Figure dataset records
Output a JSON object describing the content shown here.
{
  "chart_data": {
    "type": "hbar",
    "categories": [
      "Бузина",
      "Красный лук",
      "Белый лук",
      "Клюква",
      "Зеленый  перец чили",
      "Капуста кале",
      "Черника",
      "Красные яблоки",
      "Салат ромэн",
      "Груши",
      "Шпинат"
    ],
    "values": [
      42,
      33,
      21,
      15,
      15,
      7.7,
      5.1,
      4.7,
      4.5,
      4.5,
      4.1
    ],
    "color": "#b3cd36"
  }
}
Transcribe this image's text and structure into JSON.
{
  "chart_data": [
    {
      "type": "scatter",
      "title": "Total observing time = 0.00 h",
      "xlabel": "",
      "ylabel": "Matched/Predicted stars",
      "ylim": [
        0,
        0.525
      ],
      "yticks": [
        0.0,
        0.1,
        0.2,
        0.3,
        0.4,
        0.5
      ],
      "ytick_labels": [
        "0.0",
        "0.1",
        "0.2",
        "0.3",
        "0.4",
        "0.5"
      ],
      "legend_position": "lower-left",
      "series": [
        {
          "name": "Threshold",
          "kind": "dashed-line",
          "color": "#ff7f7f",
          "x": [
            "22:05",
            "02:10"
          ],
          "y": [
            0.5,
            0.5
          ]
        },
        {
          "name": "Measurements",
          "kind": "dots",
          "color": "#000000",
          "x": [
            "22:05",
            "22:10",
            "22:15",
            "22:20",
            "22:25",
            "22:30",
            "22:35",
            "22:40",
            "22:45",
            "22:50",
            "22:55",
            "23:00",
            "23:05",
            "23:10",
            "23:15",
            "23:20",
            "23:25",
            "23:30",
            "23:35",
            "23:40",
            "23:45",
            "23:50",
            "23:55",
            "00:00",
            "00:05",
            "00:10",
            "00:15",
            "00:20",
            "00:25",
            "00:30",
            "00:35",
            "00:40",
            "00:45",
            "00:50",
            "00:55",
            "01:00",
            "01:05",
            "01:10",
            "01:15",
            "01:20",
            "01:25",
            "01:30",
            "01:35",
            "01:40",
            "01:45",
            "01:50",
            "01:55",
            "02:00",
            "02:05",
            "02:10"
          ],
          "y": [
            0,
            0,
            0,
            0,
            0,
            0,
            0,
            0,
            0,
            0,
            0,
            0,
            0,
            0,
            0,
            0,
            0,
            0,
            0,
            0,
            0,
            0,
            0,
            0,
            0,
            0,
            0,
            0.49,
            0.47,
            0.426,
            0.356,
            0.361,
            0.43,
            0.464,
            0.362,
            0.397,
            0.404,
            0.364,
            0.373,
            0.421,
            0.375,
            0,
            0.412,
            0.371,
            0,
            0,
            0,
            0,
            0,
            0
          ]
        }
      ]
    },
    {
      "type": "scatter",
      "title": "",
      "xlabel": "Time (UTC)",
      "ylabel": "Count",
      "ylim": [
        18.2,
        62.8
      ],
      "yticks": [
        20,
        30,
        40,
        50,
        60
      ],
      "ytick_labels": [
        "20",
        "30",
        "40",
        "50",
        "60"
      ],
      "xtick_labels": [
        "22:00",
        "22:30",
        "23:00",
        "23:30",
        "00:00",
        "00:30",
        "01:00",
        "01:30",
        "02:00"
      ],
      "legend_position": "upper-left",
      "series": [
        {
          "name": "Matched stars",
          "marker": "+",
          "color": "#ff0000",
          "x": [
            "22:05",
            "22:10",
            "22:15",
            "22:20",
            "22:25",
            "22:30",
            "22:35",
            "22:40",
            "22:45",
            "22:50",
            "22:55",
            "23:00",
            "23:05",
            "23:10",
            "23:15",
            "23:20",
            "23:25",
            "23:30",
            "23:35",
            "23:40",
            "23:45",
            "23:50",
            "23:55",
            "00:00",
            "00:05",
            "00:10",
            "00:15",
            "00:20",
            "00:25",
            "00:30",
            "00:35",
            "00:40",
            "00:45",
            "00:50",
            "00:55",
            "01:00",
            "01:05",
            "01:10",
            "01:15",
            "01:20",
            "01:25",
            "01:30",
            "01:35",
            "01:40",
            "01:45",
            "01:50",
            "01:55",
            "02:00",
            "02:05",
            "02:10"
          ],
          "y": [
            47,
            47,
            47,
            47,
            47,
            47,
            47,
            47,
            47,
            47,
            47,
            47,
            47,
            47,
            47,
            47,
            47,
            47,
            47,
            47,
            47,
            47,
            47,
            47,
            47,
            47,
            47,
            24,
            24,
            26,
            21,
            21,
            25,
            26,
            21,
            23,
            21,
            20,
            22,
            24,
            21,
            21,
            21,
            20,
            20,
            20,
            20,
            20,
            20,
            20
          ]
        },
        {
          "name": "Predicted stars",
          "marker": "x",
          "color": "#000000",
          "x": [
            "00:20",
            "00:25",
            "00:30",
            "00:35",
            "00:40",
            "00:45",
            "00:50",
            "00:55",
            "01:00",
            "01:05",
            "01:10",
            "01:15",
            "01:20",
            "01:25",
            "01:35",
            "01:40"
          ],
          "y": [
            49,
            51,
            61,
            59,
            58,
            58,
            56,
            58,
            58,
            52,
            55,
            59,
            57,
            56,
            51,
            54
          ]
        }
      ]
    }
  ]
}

- [Work to complete]: Produce an exact copy of all the records.

- [The solution]:
Output a JSON object describing the content shown here.
{
  "chart_data": {
    "type": "hbar",
    "categories": [
      "Бузина",
      "Красный лук",
      "Белый лук",
      "Клюква",
      "Зеленый  перец чили",
      "Капуста кале",
      "Черника",
      "Красные яблоки",
      "Салат ромэн",
      "Груши",
      "Шпинат"
    ],
    "values": [
      42,
      33,
      21,
      15,
      15,
      7.7,
      5.1,
      4.7,
      4.5,
      4.5,
      4.1
    ],
    "color": "#b3cd36"
  }
}
Transcribe this image's text and structure into JSON.
{
  "chart_data": [
    {
      "type": "scatter",
      "title": "Total observing time = 0.00 h",
      "xlabel": "",
      "ylabel": "Matched/Predicted stars",
      "ylim": [
        0,
        0.525
      ],
      "yticks": [
        0.0,
        0.1,
        0.2,
        0.3,
        0.4,
        0.5
      ],
      "ytick_labels": [
        "0.0",
        "0.1",
        "0.2",
        "0.3",
        "0.4",
        "0.5"
      ],
      "legend_position": "lower-left",
      "series": [
        {
          "name": "Threshold",
          "kind": "dashed-line",
          "color": "#ff7f7f",
          "x": [
            "22:05",
            "02:10"
          ],
          "y": [
            0.5,
            0.5
          ]
        },
        {
          "name": "Measurements",
          "kind": "dots",
          "color": "#000000",
          "x": [
            "22:05",
            "22:10",
            "22:15",
            "22:20",
            "22:25",
            "22:30",
            "22:35",
            "22:40",
            "22:45",
            "22:50",
            "22:55",
            "23:00",
            "23:05",
            "23:10",
            "23:15",
            "23:20",
            "23:25",
            "23:30",
            "23:35",
            "23:40",
            "23:45",
            "23:50",
            "23:55",
            "00:00",
            "00:05",
            "00:10",
            "00:15",
            "00:20",
            "00:25",
            "00:30",
            "00:35",
            "00:40",
            "00:45",
            "00:50",
            "00:55",
            "01:00",
            "01:05",
            "01:10",
            "01:15",
            "01:20",
            "01:25",
            "01:30",
            "01:35",
            "01:40",
            "01:45",
            "01:50",
            "01:55",
            "02:00",
            "02:05",
            "02:10"
          ],
          "y": [
            0,
            0,
            0,
            0,
            0,
            0,
            0,
            0,
            0,
            0,
            0,
            0,
            0,
            0,
            0,
            0,
            0,
            0,
            0,
            0,
            0,
            0,
            0,
            0,
            0,
            0,
            0,
            0.49,
            0.47,
            0.426,
            0.356,
            0.361,
            0.43,
            0.464,
            0.362,
            0.397,
            0.404,
            0.364,
            0.373,
            0.421,
            0.375,
            0,
            0.412,
            0.371,
            0,
            0,
            0,
            0,
            0,
            0
          ]
        }
      ]
    },
    {
      "type": "scatter",
      "title": "",
      "xlabel": "Time (UTC)",
      "ylabel": "Count",
      "ylim": [
        18.2,
        62.8
      ],
      "yticks": [
        20,
        30,
        40,
        50,
        60
      ],
      "ytick_labels": [
        "20",
        "30",
        "40",
        "50",
        "60"
      ],
      "xtick_labels": [
        "22:00",
        "22:30",
        "23:00",
        "23:30",
        "00:00",
        "00:30",
        "01:00",
        "01:30",
        "02:00"
      ],
      "legend_position": "upper-left",
      "series": [
        {
          "name": "Matched stars",
          "marker": "+",
          "color": "#ff0000",
          "x": [
            "22:05",
            "22:10",
            "22:15",
            "22:20",
            "22:25",
            "22:30",
            "22:35",
            "22:40",
            "22:45",
            "22:50",
            "22:55",
            "23:00",
            "23:05",
            "23:10",
            "23:15",
            "23:20",
            "23:25",
            "23:30",
            "23:35",
            "23:40",
            "23:45",
            "23:50",
            "23:55",
            "00:00",
            "00:05",
            "00:10",
            "00:15",
            "00:20",
            "00:25",
            "00:30",
            "00:35",
            "00:40",
            "00:45",
            "00:50",
            "00:55",
            "01:00",
            "01:05",
            "01:10",
            "01:15",
            "01:20",
            "01:25",
            "01:30",
            "01:35",
            "01:40",
            "01:45",
            "01:50",
            "01:55",
            "02:00",
            "02:05",
            "02:10"
          ],
          "y": [
            47,
            47,
            47,
            47,
            47,
            47,
            47,
            47,
            47,
            47,
            47,
            47,
            47,
            47,
            47,
            47,
            47,
            47,
            47,
            47,
            47,
            47,
            47,
            47,
            47,
            47,
            47,
            24,
            24,
            26,
            21,
            21,
            25,
            26,
            21,
            23,
            21,
            20,
            22,
            24,
            21,
            21,
            21,
            20,
            20,
            20,
            20,
            20,
            20,
            20
          ]
        },
        {
          "name": "Predicted stars",
          "marker": "x",
          "color": "#000000",
          "x": [
            "00:20",
            "00:25",
            "00:30",
            "00:35",
            "00:40",
            "00:45",
            "00:50",
            "00:55",
            "01:00",
            "01:05",
            "01:10",
            "01:15",
            "01:20",
            "01:25",
            "01:35",
            "01:40"
          ],
          "y": [
            49,
            51,
            61,
            59,
            58,
            58,
            56,
            58,
            58,
            52,
            55,
            59,
            57,
            56,
            51,
            54
          ]
        }
      ]
    }
  ]
}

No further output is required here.